Stored records:
----

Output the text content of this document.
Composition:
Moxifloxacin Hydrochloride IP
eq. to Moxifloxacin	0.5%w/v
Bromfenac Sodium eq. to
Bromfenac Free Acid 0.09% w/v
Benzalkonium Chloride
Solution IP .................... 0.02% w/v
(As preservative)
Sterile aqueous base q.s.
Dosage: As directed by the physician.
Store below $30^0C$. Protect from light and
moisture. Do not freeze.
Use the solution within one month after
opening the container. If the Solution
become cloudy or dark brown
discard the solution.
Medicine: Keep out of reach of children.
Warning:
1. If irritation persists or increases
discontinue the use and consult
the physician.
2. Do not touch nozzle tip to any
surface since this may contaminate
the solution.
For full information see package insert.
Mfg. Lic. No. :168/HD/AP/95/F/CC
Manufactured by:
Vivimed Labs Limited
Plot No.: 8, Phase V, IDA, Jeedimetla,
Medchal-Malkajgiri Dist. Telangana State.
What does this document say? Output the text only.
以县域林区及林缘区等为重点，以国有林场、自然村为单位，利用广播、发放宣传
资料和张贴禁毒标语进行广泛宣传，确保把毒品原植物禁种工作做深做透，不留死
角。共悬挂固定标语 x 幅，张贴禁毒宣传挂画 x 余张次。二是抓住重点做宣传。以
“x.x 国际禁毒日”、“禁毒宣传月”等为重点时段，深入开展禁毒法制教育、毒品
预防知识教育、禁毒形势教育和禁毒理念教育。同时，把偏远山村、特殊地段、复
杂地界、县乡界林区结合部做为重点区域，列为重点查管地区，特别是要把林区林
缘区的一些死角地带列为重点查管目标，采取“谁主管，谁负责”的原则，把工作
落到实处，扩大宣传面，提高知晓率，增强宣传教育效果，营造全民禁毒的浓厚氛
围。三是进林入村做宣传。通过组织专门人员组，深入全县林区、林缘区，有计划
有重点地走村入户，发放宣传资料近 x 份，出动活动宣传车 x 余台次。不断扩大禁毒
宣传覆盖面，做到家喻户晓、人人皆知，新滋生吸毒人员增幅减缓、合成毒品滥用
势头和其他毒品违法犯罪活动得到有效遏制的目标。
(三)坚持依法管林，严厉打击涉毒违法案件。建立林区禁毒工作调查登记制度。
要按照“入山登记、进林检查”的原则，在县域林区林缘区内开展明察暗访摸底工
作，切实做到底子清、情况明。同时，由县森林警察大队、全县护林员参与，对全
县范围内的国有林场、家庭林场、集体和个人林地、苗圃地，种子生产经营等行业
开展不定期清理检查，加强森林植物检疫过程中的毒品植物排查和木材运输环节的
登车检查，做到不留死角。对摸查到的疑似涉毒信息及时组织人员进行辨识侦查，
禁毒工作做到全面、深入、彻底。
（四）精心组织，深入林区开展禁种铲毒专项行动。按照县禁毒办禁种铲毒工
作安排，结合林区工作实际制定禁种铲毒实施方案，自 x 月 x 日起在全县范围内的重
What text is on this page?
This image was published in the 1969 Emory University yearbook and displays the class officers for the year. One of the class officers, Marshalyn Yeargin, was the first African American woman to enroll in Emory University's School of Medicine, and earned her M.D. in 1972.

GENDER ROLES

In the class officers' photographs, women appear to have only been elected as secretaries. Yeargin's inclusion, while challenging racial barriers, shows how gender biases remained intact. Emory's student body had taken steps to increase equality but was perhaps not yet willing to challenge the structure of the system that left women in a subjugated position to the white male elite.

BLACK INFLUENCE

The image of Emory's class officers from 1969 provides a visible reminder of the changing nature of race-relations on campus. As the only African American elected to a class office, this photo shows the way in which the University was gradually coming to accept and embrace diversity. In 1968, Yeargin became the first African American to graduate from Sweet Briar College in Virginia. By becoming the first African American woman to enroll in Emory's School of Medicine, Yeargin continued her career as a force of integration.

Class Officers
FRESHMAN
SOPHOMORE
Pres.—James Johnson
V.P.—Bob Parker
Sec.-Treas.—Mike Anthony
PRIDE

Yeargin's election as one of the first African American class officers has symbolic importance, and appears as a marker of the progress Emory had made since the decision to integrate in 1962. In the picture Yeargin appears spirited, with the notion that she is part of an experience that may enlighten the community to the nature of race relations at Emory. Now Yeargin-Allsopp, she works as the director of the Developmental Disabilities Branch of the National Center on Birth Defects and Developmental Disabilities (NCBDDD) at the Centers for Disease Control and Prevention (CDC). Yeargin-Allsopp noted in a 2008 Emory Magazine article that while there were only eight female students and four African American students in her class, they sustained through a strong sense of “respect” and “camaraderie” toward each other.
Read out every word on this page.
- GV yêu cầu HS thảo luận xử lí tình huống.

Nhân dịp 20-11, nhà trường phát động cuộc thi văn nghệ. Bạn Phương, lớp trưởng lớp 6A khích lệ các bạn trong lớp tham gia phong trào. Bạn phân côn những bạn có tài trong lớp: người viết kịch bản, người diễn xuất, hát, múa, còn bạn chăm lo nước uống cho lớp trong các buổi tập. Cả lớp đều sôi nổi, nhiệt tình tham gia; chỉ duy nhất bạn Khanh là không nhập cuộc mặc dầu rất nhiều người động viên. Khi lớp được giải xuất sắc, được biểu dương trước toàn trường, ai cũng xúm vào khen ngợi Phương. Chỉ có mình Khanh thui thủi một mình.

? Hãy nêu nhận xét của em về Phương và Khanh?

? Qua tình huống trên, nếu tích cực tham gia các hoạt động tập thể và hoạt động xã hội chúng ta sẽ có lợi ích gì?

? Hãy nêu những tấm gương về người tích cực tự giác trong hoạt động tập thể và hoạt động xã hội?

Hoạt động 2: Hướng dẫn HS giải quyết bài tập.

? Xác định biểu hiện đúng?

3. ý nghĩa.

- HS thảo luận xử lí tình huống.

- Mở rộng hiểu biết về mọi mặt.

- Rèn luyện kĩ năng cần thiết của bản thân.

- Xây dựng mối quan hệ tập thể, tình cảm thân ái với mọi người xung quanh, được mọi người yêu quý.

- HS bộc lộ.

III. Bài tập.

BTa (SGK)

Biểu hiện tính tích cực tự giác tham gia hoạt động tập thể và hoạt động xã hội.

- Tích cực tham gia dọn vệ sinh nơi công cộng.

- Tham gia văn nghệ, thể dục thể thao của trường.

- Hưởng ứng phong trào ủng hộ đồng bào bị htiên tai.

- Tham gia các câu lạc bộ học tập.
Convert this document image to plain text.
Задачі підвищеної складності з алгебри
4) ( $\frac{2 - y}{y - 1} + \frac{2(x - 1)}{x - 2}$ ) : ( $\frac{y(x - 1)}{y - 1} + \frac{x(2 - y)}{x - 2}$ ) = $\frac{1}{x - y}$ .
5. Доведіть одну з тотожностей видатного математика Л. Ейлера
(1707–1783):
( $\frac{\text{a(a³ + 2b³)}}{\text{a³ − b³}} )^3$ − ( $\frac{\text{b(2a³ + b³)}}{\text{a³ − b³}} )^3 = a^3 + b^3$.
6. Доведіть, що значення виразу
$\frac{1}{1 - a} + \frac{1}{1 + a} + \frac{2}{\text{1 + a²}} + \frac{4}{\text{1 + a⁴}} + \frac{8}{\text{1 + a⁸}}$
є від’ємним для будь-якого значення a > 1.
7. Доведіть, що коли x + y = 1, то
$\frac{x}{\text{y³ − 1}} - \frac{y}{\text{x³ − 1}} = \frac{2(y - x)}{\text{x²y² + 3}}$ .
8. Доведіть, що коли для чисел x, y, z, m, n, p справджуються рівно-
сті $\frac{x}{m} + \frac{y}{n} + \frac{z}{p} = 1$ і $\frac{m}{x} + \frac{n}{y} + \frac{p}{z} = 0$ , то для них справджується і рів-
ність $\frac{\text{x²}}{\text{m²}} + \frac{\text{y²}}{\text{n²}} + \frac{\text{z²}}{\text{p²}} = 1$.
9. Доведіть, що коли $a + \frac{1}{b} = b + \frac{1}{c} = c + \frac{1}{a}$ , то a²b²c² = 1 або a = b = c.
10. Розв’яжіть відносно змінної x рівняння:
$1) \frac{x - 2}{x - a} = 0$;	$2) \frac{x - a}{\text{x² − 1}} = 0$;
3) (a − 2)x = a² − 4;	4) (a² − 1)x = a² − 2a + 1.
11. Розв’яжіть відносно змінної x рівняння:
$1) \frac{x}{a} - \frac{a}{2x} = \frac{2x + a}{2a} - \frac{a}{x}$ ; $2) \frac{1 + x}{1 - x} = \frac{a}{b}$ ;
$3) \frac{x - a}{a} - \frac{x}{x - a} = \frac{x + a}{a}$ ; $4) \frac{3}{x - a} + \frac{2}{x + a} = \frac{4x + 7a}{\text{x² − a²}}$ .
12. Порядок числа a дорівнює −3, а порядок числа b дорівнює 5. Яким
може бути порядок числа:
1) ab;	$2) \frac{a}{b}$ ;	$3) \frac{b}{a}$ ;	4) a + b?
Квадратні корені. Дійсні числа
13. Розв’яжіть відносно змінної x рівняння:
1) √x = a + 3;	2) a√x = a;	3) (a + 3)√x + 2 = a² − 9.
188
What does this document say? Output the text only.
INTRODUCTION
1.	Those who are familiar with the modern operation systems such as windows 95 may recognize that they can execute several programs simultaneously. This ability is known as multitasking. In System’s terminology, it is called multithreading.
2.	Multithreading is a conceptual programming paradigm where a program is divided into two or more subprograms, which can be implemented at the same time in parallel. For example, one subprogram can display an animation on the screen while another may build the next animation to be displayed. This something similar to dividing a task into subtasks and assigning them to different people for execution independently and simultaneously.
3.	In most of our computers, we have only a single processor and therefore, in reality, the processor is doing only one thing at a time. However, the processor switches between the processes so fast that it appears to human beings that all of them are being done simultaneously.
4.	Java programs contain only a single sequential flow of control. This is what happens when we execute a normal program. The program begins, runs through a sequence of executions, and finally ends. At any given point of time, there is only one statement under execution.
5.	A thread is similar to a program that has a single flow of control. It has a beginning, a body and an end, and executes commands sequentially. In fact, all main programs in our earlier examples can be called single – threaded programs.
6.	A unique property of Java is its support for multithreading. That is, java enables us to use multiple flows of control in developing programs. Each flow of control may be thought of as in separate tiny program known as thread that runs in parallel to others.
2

----

Exercise description: In the entries above, find each line with the word "Khanh" and copy it.

The answer:
Nhân dịp 20-11, nhà trường phát động cuộc thi văn nghệ. Bạn Phương, lớp trưởng lớp 6A khích lệ các bạn trong lớp tham gia phong trào. Bạn phân côn những bạn có tài trong lớp: người viết kịch bản, người diễn xuất, hát, múa, còn bạn chăm lo nước uống cho lớp trong các buổi tập. Cả lớp đều sôi nổi, nhiệt tình tham gia; chỉ duy nhất bạn Khanh là không nhập cuộc mặc dầu rất nhiều người động viên. Khi lớp được giải xuất sắc, được biểu dương trước toàn trường, ai cũng xúm vào khen ngợi Phương. Chỉ có mình Khanh thui thủi một mình.
? Hãy nêu nhận xét của em về Phương và Khanh?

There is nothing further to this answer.